- [What is needed]: Extract all of the entries and set them down verbatim.
==== Supplied information
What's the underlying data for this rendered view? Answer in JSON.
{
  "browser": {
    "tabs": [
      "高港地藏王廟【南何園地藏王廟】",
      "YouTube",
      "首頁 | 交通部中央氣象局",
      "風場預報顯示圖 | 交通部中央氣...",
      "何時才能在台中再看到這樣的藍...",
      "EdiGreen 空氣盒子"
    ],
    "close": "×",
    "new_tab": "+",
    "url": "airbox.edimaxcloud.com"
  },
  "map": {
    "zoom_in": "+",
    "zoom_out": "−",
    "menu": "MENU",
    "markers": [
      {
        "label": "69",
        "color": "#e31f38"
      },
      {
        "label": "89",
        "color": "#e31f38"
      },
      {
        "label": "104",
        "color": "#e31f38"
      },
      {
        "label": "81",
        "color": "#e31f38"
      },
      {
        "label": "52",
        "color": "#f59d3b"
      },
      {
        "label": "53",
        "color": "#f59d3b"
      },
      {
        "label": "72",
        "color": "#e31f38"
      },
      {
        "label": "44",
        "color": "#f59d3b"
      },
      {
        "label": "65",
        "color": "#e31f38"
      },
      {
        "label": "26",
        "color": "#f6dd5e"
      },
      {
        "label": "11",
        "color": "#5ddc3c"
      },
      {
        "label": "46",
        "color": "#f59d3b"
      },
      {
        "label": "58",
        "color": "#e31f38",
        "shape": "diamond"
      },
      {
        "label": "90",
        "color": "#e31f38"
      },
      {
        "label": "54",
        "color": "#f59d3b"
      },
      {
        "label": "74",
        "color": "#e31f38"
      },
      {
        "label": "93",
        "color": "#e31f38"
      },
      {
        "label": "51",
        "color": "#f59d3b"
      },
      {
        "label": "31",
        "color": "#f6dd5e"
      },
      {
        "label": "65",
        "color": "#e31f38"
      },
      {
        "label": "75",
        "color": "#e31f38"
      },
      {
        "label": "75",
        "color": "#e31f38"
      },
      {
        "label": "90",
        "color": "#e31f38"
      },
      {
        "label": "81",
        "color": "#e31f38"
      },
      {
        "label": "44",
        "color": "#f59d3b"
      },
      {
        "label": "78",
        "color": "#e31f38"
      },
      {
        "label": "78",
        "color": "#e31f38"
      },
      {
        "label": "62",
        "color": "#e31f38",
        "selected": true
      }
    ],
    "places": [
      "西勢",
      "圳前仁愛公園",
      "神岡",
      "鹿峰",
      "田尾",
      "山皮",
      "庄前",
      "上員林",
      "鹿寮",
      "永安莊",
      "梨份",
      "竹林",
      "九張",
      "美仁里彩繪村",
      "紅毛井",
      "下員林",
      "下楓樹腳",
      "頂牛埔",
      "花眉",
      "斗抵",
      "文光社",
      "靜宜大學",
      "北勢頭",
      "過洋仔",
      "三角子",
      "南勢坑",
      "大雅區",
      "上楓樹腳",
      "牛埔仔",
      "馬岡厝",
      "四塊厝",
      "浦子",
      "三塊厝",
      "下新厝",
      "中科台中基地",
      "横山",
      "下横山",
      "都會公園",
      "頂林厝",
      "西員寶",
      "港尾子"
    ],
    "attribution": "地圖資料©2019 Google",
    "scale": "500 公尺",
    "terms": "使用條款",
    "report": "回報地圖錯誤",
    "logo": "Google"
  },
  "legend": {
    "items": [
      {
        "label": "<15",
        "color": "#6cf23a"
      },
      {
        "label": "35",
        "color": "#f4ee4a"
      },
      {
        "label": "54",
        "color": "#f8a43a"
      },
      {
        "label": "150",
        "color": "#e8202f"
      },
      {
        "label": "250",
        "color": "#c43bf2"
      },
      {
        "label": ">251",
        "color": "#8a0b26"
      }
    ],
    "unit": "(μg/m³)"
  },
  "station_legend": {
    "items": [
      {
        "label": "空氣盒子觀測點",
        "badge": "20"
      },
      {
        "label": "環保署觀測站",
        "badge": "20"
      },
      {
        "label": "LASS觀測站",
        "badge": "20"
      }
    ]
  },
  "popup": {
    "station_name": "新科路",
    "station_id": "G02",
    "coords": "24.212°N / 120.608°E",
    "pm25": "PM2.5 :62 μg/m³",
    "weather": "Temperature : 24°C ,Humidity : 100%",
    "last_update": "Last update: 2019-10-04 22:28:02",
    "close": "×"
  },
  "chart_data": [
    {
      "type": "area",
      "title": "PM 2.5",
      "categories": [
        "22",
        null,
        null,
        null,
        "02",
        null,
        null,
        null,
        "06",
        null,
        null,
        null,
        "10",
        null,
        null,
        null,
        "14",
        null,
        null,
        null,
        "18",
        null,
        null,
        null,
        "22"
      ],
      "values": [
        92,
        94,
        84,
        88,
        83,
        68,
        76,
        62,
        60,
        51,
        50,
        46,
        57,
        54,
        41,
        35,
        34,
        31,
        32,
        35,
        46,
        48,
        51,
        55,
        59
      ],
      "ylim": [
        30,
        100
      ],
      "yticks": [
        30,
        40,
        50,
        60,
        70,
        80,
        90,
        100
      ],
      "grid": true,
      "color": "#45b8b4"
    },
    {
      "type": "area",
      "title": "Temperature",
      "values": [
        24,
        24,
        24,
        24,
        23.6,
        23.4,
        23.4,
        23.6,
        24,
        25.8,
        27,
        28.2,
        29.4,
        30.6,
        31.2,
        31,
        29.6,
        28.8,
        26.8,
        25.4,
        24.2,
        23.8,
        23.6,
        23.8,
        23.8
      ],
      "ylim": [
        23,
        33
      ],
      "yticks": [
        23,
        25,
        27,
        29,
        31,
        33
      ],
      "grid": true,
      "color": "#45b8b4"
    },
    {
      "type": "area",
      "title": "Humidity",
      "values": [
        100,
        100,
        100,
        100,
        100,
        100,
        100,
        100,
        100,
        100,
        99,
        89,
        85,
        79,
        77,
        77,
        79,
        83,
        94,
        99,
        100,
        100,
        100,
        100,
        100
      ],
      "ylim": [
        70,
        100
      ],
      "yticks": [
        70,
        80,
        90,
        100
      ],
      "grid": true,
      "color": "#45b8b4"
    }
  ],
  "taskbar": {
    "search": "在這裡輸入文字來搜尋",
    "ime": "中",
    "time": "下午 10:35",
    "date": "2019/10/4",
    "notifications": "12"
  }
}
========
- [Response]:
What's the underlying data for this rendered view? Answer in JSON.
{
  "browser": {
    "tabs": [
      "高港地藏王廟【南何園地藏王廟】",
      "YouTube",
      "首頁 | 交通部中央氣象局",
      "風場預報顯示圖 | 交通部中央氣...",
      "何時才能在台中再看到這樣的藍...",
      "EdiGreen 空氣盒子"
    ],
    "close": "×",
    "new_tab": "+",
    "url": "airbox.edimaxcloud.com"
  },
  "map": {
    "zoom_in": "+",
    "zoom_out": "−",
    "menu": "MENU",
    "markers": [
      {
        "label": "69",
        "color": "#e31f38"
      },
      {
        "label": "89",
        "color": "#e31f38"
      },
      {
        "label": "104",
        "color": "#e31f38"
      },
      {
        "label": "81",
        "color": "#e31f38"
      },
      {
        "label": "52",
        "color": "#f59d3b"
      },
      {
        "label": "53",
        "color": "#f59d3b"
      },
      {
        "label": "72",
        "color": "#e31f38"
      },
      {
        "label": "44",
        "color": "#f59d3b"
      },
      {
        "label": "65",
        "color": "#e31f38"
      },
      {
        "label": "26",
        "color": "#f6dd5e"
      },
      {
        "label": "11",
        "color": "#5ddc3c"
      },
      {
        "label": "46",
        "color": "#f59d3b"
      },
      {
        "label": "58",
        "color": "#e31f38",
        "shape": "diamond"
      },
      {
        "label": "90",
        "color": "#e31f38"
      },
      {
        "label": "54",
        "color": "#f59d3b"
      },
      {
        "label": "74",
        "color": "#e31f38"
      },
      {
        "label": "93",
        "color": "#e31f38"
      },
      {
        "label": "51",
        "color": "#f59d3b"
      },
      {
        "label": "31",
        "color": "#f6dd5e"
      },
      {
        "label": "65",
        "color": "#e31f38"
      },
      {
        "label": "75",
        "color": "#e31f38"
      },
      {
        "label": "75",
        "color": "#e31f38"
      },
      {
        "label": "90",
        "color": "#e31f38"
      },
      {
        "label": "81",
        "color": "#e31f38"
      },
      {
        "label": "44",
        "color": "#f59d3b"
      },
      {
        "label": "78",
        "color": "#e31f38"
      },
      {
        "label": "78",
        "color": "#e31f38"
      },
      {
        "label": "62",
        "color": "#e31f38",
        "selected": true
      }
    ],
    "places": [
      "西勢",
      "圳前仁愛公園",
      "神岡",
      "鹿峰",
      "田尾",
      "山皮",
      "庄前",
      "上員林",
      "鹿寮",
      "永安莊",
      "梨份",
      "竹林",
      "九張",
      "美仁里彩繪村",
      "紅毛井",
      "下員林",
      "下楓樹腳",
      "頂牛埔",
      "花眉",
      "斗抵",
      "文光社",
      "靜宜大學",
      "北勢頭",
      "過洋仔",
      "三角子",
      "南勢坑",
      "大雅區",
      "上楓樹腳",
      "牛埔仔",
      "馬岡厝",
      "四塊厝",
      "浦子",
      "三塊厝",
      "下新厝",
      "中科台中基地",
      "横山",
      "下横山",
      "都會公園",
      "頂林厝",
      "西員寶",
      "港尾子"
    ],
    "attribution": "地圖資料©2019 Google",
    "scale": "500 公尺",
    "terms": "使用條款",
    "report": "回報地圖錯誤",
    "logo": "Google"
  },
  "legend": {
    "items": [
      {
        "label": "<15",
        "color": "#6cf23a"
      },
      {
        "label": "35",
        "color": "#f4ee4a"
      },
      {
        "label": "54",
        "color": "#f8a43a"
      },
      {
        "label": "150",
        "color": "#e8202f"
      },
      {
        "label": "250",
        "color": "#c43bf2"
      },
      {
        "label": ">251",
        "color": "#8a0b26"
      }
    ],
    "unit": "(μg/m³)"
  },
  "station_legend": {
    "items": [
      {
        "label": "空氣盒子觀測點",
        "badge": "20"
      },
      {
        "label": "環保署觀測站",
        "badge": "20"
      },
      {
        "label": "LASS觀測站",
        "badge": "20"
      }
    ]
  },
  "popup": {
    "station_name": "新科路",
    "station_id": "G02",
    "coords": "24.212°N / 120.608°E",
    "pm25": "PM2.5 :62 μg/m³",
    "weather": "Temperature : 24°C ,Humidity : 100%",
    "last_update": "Last update: 2019-10-04 22:28:02",
    "close": "×"
  },
  "chart_data": [
    {
      "type": "area",
      "title": "PM 2.5",
      "categories": [
        "22",
        null,
        null,
        null,
        "02",
        null,
        null,
        null,
        "06",
        null,
        null,
        null,
        "10",
        null,
        null,
        null,
        "14",
        null,
        null,
        null,
        "18",
        null,
        null,
        null,
        "22"
      ],
      "values": [
        92,
        94,
        84,
        88,
        83,
        68,
        76,
        62,
        60,
        51,
        50,
        46,
        57,
        54,
        41,
        35,
        34,
        31,
        32,
        35,
        46,
        48,
        51,
        55,
        59
      ],
      "ylim": [
        30,
        100
      ],
      "yticks": [
        30,
        40,
        50,
        60,
        70,
        80,
        90,
        100
      ],
      "grid": true,
      "color": "#45b8b4"
    },
    {
      "type": "area",
      "title": "Temperature",
      "values": [
        24,
        24,
        24,
        24,
        23.6,
        23.4,
        23.4,
        23.6,
        24,
        25.8,
        27,
        28.2,
        29.4,
        30.6,
        31.2,
        31,
        29.6,
        28.8,
        26.8,
        25.4,
        24.2,
        23.8,
        23.6,
        23.8,
        23.8
      ],
      "ylim": [
        23,
        33
      ],
      "yticks": [
        23,
        25,
        27,
        29,
        31,
        33
      ],
      "grid": true,
      "color": "#45b8b4"
    },
    {
      "type": "area",
      "title": "Humidity",
      "values": [
        100,
        100,
        100,
        100,
        100,
        100,
        100,
        100,
        100,
        100,
        99,
        89,
        85,
        79,
        77,
        77,
        79,
        83,
        94,
        99,
        100,
        100,
        100,
        100,
        100
      ],
      "ylim": [
        70,
        100
      ],
      "yticks": [
        70,
        80,
        90,
        100
      ],
      "grid": true,
      "color": "#45b8b4"
    }
  ],
  "taskbar": {
    "search": "在這裡輸入文字來搜尋",
    "ime": "中",
    "time": "下午 10:35",
    "date": "2019/10/4",
    "notifications": "12"
  }
}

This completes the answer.